Start of Input
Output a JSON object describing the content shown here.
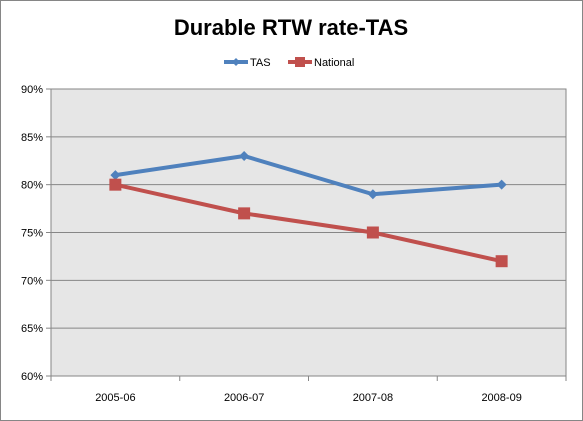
{
  "chart_data": {
    "type": "line",
    "title": "Durable RTW rate-TAS",
    "categories": [
      "2005-06",
      "2006-07",
      "2007-08",
      "2008-09"
    ],
    "series": [
      {
        "name": "TAS",
        "values": [
          81,
          83,
          79,
          80
        ],
        "color": "#4F81BD",
        "marker": "diamond"
      },
      {
        "name": "National",
        "values": [
          80,
          77,
          75,
          72
        ],
        "color": "#C0504D",
        "marker": "square"
      }
    ],
    "ylim": [
      60,
      90
    ],
    "yticks": [
      60,
      65,
      70,
      75,
      80,
      85,
      90
    ],
    "ytick_labels": [
      "60%",
      "65%",
      "70%",
      "75%",
      "80%",
      "85%",
      "90%"
    ],
    "grid": true,
    "legend_position": "top",
    "plot_background": "#E6E6E6"
  }
}
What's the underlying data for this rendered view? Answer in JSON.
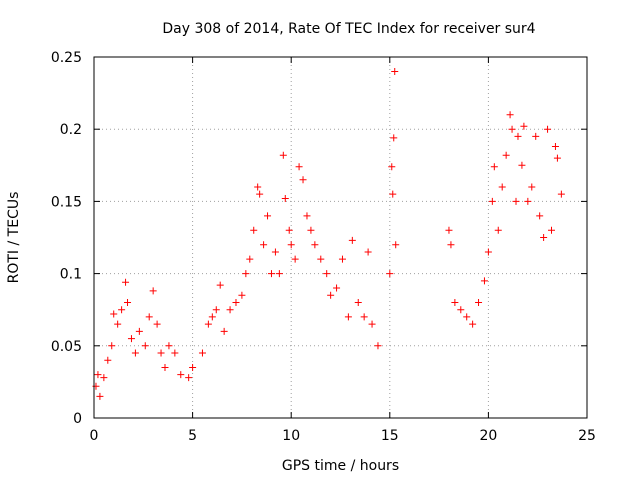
{
  "chart_data": {
    "type": "scatter",
    "title": "Day 308 of 2014, Rate Of TEC Index for receiver sur4",
    "xlabel": "GPS time / hours",
    "ylabel": "ROTI / TECUs",
    "xlim": [
      0,
      25
    ],
    "ylim": [
      0,
      0.25
    ],
    "x_ticks": [
      0,
      5,
      10,
      15,
      20,
      25
    ],
    "x_tick_labels": [
      "0",
      "5",
      "10",
      "15",
      "20",
      "25"
    ],
    "y_ticks": [
      0,
      0.05,
      0.1,
      0.15,
      0.2,
      0.25
    ],
    "y_tick_labels": [
      "0",
      "0.05",
      "0.1",
      "0.15",
      "0.2",
      "0.25"
    ],
    "grid": true,
    "marker": "+",
    "marker_color": "#ff0000",
    "series": [
      {
        "name": "ROTI",
        "points": [
          [
            0.1,
            0.022
          ],
          [
            0.2,
            0.03
          ],
          [
            0.3,
            0.015
          ],
          [
            0.5,
            0.028
          ],
          [
            0.7,
            0.04
          ],
          [
            0.9,
            0.05
          ],
          [
            1.0,
            0.072
          ],
          [
            1.2,
            0.065
          ],
          [
            1.4,
            0.075
          ],
          [
            1.6,
            0.094
          ],
          [
            1.7,
            0.08
          ],
          [
            1.9,
            0.055
          ],
          [
            2.1,
            0.045
          ],
          [
            2.3,
            0.06
          ],
          [
            2.6,
            0.05
          ],
          [
            2.8,
            0.07
          ],
          [
            3.0,
            0.088
          ],
          [
            3.2,
            0.065
          ],
          [
            3.4,
            0.045
          ],
          [
            3.6,
            0.035
          ],
          [
            3.8,
            0.05
          ],
          [
            4.1,
            0.045
          ],
          [
            4.4,
            0.03
          ],
          [
            4.8,
            0.028
          ],
          [
            5.0,
            0.035
          ],
          [
            5.5,
            0.045
          ],
          [
            5.8,
            0.065
          ],
          [
            6.0,
            0.07
          ],
          [
            6.2,
            0.075
          ],
          [
            6.4,
            0.092
          ],
          [
            6.6,
            0.06
          ],
          [
            6.9,
            0.075
          ],
          [
            7.2,
            0.08
          ],
          [
            7.5,
            0.085
          ],
          [
            7.7,
            0.1
          ],
          [
            7.9,
            0.11
          ],
          [
            8.1,
            0.13
          ],
          [
            8.3,
            0.16
          ],
          [
            8.4,
            0.155
          ],
          [
            8.6,
            0.12
          ],
          [
            8.8,
            0.14
          ],
          [
            9.0,
            0.1
          ],
          [
            9.2,
            0.115
          ],
          [
            9.4,
            0.1
          ],
          [
            9.6,
            0.182
          ],
          [
            9.7,
            0.152
          ],
          [
            9.9,
            0.13
          ],
          [
            10.0,
            0.12
          ],
          [
            10.2,
            0.11
          ],
          [
            10.4,
            0.174
          ],
          [
            10.6,
            0.165
          ],
          [
            10.8,
            0.14
          ],
          [
            11.0,
            0.13
          ],
          [
            11.2,
            0.12
          ],
          [
            11.5,
            0.11
          ],
          [
            11.8,
            0.1
          ],
          [
            12.0,
            0.085
          ],
          [
            12.3,
            0.09
          ],
          [
            12.6,
            0.11
          ],
          [
            12.9,
            0.07
          ],
          [
            13.1,
            0.123
          ],
          [
            13.4,
            0.08
          ],
          [
            13.7,
            0.07
          ],
          [
            13.9,
            0.115
          ],
          [
            14.1,
            0.065
          ],
          [
            14.4,
            0.05
          ],
          [
            15.0,
            0.1
          ],
          [
            15.1,
            0.174
          ],
          [
            15.15,
            0.155
          ],
          [
            15.2,
            0.194
          ],
          [
            15.25,
            0.24
          ],
          [
            15.3,
            0.12
          ],
          [
            18.0,
            0.13
          ],
          [
            18.1,
            0.12
          ],
          [
            18.3,
            0.08
          ],
          [
            18.6,
            0.075
          ],
          [
            18.9,
            0.07
          ],
          [
            19.2,
            0.065
          ],
          [
            19.5,
            0.08
          ],
          [
            19.8,
            0.095
          ],
          [
            20.0,
            0.115
          ],
          [
            20.2,
            0.15
          ],
          [
            20.3,
            0.174
          ],
          [
            20.5,
            0.13
          ],
          [
            20.7,
            0.16
          ],
          [
            20.9,
            0.182
          ],
          [
            21.1,
            0.21
          ],
          [
            21.2,
            0.2
          ],
          [
            21.4,
            0.15
          ],
          [
            21.5,
            0.195
          ],
          [
            21.7,
            0.175
          ],
          [
            21.8,
            0.202
          ],
          [
            22.0,
            0.15
          ],
          [
            22.2,
            0.16
          ],
          [
            22.4,
            0.195
          ],
          [
            22.6,
            0.14
          ],
          [
            22.8,
            0.125
          ],
          [
            23.0,
            0.2
          ],
          [
            23.2,
            0.13
          ],
          [
            23.4,
            0.188
          ],
          [
            23.5,
            0.18
          ],
          [
            23.7,
            0.155
          ]
        ]
      }
    ]
  }
}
End of Input
## Problem
Count the lines of the material that include the word "JSON", then state only the total.

## Complete output
2